■ EXERCISE INSTRUCTIONS ■
Each record below is to be copied word for word, with pictures removed.

■ TASK INPUTS ■
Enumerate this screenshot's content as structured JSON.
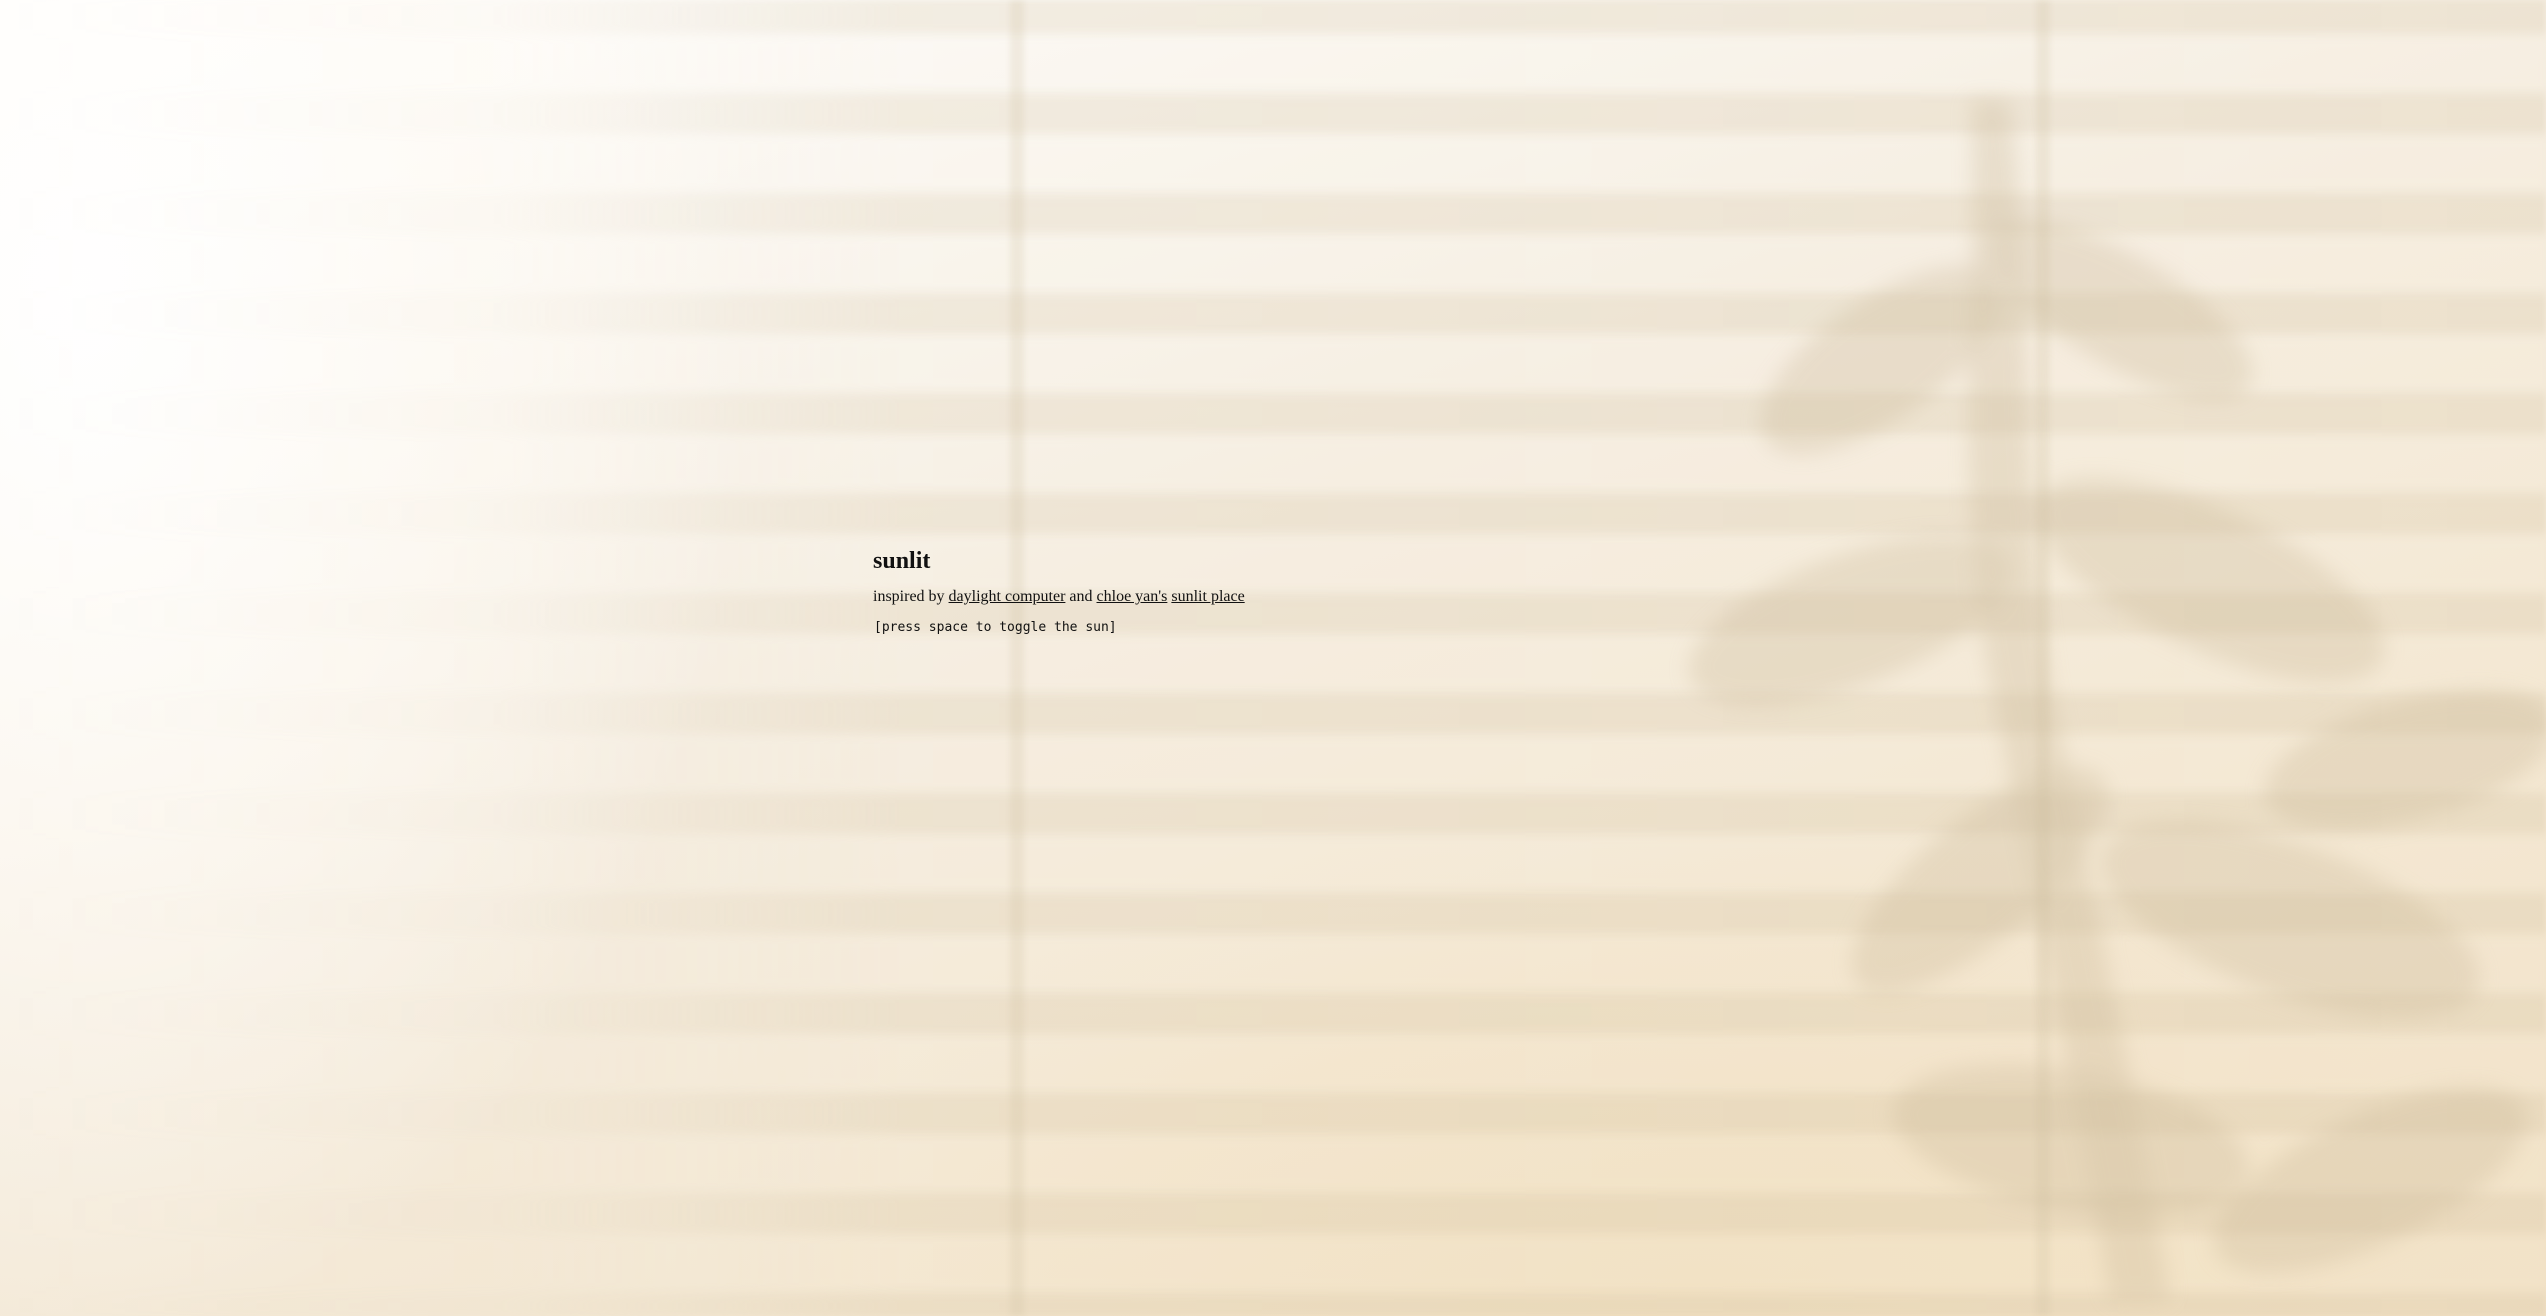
{
  "page": {
    "title": "sunlit",
    "credits": {
      "prefix": "inspired by ",
      "link1": "daylight computer",
      "joiner": " and ",
      "link2": "chloe yan's",
      "space": " ",
      "link3": "sunlit place"
    },
    "hint": "[press space to toggle the sun]"
  },
  "colors": {
    "background": "#f3ead9",
    "text": "#111111",
    "blind_shadow": "#d7c8aa"
  }
}
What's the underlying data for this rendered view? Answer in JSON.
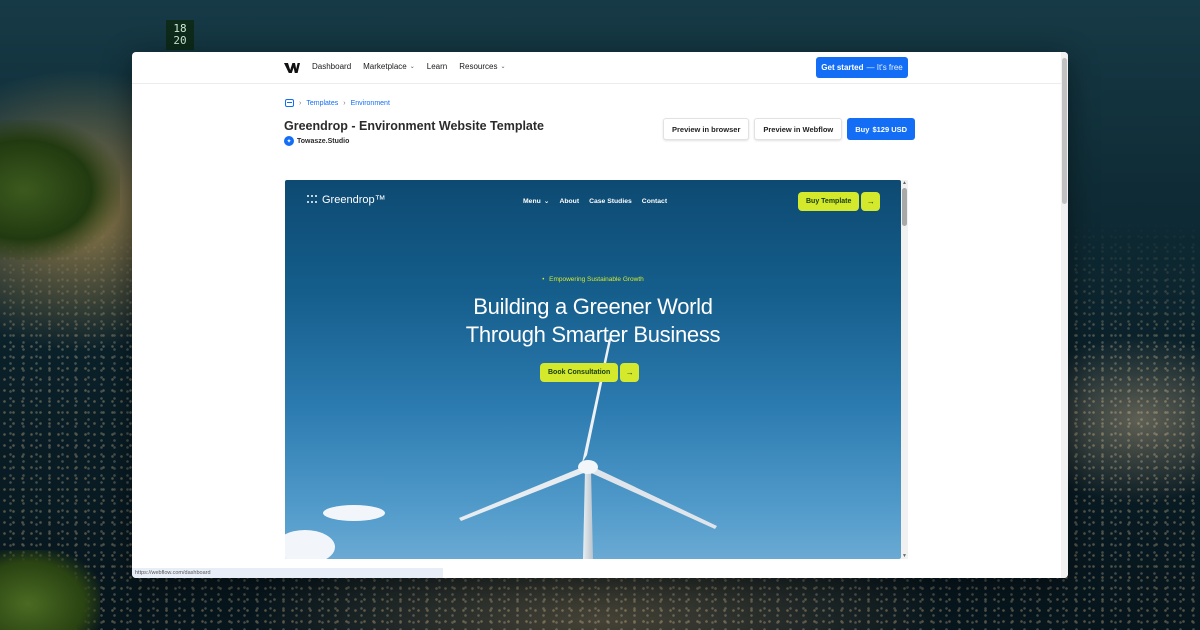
{
  "desktop": {
    "clock_sign": "18 20"
  },
  "nav": {
    "links": [
      {
        "label": "Dashboard",
        "has_caret": false
      },
      {
        "label": "Marketplace",
        "has_caret": true
      },
      {
        "label": "Learn",
        "has_caret": false
      },
      {
        "label": "Resources",
        "has_caret": true
      }
    ],
    "cta_label": "Get started",
    "cta_suffix": "— It's free"
  },
  "breadcrumb": {
    "items": [
      "Templates",
      "Environment"
    ]
  },
  "template": {
    "title": "Greendrop - Environment Website Template",
    "author": "Towasze.Studio",
    "preview_browser_label": "Preview in browser",
    "preview_webflow_label": "Preview in Webflow",
    "buy_label": "Buy",
    "buy_price": "$129 USD"
  },
  "preview_site": {
    "logo_text": "Greendrop™",
    "nav_links": [
      {
        "label": "Menu",
        "has_caret": true
      },
      {
        "label": "About",
        "has_caret": false
      },
      {
        "label": "Case Studies",
        "has_caret": false
      },
      {
        "label": "Contact",
        "has_caret": false
      }
    ],
    "buy_template_label": "Buy Template",
    "eyebrow": "Empowering Sustainable Growth",
    "headline_line1": "Building a Greener World",
    "headline_line2": "Through Smarter Business",
    "cta_label": "Book Consultation",
    "arrow": "→"
  },
  "status_bar": {
    "url": "https://webflow.com/dashboard"
  },
  "colors": {
    "webflow_blue": "#146ef5",
    "greendrop_lime": "#d4e92b",
    "greendrop_navy": "#0d4a72"
  }
}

■ RESPONSE ■
Enumerate this screenshot's content as structured JSON.
{
  "page": {
    "title": "sunlit",
    "credits": {
      "prefix": "inspired by ",
      "link1": "daylight computer",
      "joiner": " and ",
      "link2": "chloe yan's",
      "space": " ",
      "link3": "sunlit place"
    },
    "hint": "[press space to toggle the sun]"
  },
  "colors": {
    "background": "#f3ead9",
    "text": "#111111",
    "blind_shadow": "#d7c8aa"
  }
}
What's the underlying data for this rendered view? Answer in JSON.
{
  "desktop": {
    "clock_sign": "18 20"
  },
  "nav": {
    "links": [
      {
        "label": "Dashboard",
        "has_caret": false
      },
      {
        "label": "Marketplace",
        "has_caret": true
      },
      {
        "label": "Learn",
        "has_caret": false
      },
      {
        "label": "Resources",
        "has_caret": true
      }
    ],
    "cta_label": "Get started",
    "cta_suffix": "— It's free"
  },
  "breadcrumb": {
    "items": [
      "Templates",
      "Environment"
    ]
  },
  "template": {
    "title": "Greendrop - Environment Website Template",
    "author": "Towasze.Studio",
    "preview_browser_label": "Preview in browser",
    "preview_webflow_label": "Preview in Webflow",
    "buy_label": "Buy",
    "buy_price": "$129 USD"
  },
  "preview_site": {
    "logo_text": "Greendrop™",
    "nav_links": [
      {
        "label": "Menu",
        "has_caret": true
      },
      {
        "label": "About",
        "has_caret": false
      },
      {
        "label": "Case Studies",
        "has_caret": false
      },
      {
        "label": "Contact",
        "has_caret": false
      }
    ],
    "buy_template_label": "Buy Template",
    "eyebrow": "Empowering Sustainable Growth",
    "headline_line1": "Building a Greener World",
    "headline_line2": "Through Smarter Business",
    "cta_label": "Book Consultation",
    "arrow": "→"
  },
  "status_bar": {
    "url": "https://webflow.com/dashboard"
  },
  "colors": {
    "webflow_blue": "#146ef5",
    "greendrop_lime": "#d4e92b",
    "greendrop_navy": "#0d4a72"
  }
}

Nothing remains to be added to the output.